WHAT TO DO
Search the material below for the string "text" and list each line that holds it.

EXERCISE INPUT
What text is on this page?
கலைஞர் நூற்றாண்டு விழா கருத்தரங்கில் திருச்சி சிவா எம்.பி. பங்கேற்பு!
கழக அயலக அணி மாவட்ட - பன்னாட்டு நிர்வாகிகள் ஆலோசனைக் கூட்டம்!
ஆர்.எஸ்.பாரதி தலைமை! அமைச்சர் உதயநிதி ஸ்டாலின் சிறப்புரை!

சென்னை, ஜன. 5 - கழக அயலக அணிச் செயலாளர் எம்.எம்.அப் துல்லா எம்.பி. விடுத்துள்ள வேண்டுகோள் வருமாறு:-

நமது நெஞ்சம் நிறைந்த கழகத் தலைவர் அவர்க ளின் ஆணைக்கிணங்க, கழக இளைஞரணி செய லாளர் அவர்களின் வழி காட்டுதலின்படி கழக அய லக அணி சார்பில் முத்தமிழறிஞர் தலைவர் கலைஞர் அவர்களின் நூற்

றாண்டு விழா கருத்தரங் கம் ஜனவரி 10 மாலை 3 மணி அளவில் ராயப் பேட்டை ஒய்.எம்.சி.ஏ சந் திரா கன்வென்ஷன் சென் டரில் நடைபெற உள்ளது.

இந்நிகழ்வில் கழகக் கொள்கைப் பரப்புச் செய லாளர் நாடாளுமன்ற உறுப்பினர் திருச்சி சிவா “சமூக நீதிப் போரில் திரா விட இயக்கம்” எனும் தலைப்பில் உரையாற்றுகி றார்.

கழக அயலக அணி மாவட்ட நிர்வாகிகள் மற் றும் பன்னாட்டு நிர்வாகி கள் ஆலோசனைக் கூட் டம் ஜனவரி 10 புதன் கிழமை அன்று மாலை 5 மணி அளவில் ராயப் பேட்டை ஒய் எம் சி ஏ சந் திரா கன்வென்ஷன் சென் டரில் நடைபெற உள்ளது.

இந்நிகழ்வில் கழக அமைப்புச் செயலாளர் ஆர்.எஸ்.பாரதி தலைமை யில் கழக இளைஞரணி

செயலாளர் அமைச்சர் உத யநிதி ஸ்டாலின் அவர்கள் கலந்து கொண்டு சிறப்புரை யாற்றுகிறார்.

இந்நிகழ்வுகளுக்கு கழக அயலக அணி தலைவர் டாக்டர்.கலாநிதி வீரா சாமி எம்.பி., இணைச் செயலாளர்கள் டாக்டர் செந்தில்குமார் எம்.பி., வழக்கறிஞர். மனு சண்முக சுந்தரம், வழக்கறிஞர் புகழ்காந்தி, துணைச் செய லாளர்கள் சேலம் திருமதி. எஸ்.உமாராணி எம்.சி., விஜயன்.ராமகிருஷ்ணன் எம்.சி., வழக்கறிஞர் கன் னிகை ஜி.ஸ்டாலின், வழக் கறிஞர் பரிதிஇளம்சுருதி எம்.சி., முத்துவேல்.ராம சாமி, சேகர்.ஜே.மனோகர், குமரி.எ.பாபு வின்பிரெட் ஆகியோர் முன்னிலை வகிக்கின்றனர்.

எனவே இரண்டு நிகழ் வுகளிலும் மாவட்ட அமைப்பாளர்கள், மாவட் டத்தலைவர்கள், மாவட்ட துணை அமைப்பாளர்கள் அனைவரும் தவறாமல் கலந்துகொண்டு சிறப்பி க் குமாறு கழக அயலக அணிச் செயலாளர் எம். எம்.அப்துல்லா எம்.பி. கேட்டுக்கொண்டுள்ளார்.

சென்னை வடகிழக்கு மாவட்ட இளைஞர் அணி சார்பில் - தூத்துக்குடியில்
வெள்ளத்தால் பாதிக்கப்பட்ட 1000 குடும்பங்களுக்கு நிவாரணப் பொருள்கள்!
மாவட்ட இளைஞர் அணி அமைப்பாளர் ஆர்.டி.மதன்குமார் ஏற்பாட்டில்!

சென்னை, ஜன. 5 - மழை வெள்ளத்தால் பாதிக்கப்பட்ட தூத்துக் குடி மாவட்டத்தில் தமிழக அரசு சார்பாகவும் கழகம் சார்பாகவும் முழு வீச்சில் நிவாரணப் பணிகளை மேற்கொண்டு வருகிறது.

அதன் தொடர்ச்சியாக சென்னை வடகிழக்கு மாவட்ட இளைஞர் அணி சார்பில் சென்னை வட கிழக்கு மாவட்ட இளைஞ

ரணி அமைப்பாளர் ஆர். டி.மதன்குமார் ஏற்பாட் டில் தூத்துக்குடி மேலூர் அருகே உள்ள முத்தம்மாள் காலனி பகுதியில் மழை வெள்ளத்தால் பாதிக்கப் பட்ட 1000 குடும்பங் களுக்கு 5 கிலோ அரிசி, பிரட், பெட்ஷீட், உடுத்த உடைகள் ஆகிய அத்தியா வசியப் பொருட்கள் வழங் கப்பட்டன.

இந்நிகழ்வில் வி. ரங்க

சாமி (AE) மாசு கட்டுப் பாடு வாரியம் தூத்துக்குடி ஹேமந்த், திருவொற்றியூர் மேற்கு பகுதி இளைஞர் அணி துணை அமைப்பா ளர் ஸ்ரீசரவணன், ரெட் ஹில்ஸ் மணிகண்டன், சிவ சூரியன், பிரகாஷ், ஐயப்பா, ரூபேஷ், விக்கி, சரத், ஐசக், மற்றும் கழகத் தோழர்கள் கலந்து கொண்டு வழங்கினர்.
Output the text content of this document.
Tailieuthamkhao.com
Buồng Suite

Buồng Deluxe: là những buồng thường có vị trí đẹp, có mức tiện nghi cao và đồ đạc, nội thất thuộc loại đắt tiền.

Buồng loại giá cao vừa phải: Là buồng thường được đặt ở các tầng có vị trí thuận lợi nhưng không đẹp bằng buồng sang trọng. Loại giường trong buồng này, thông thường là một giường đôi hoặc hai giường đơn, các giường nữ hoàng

ANSWER
What text is on this page?
Output the text content of this document.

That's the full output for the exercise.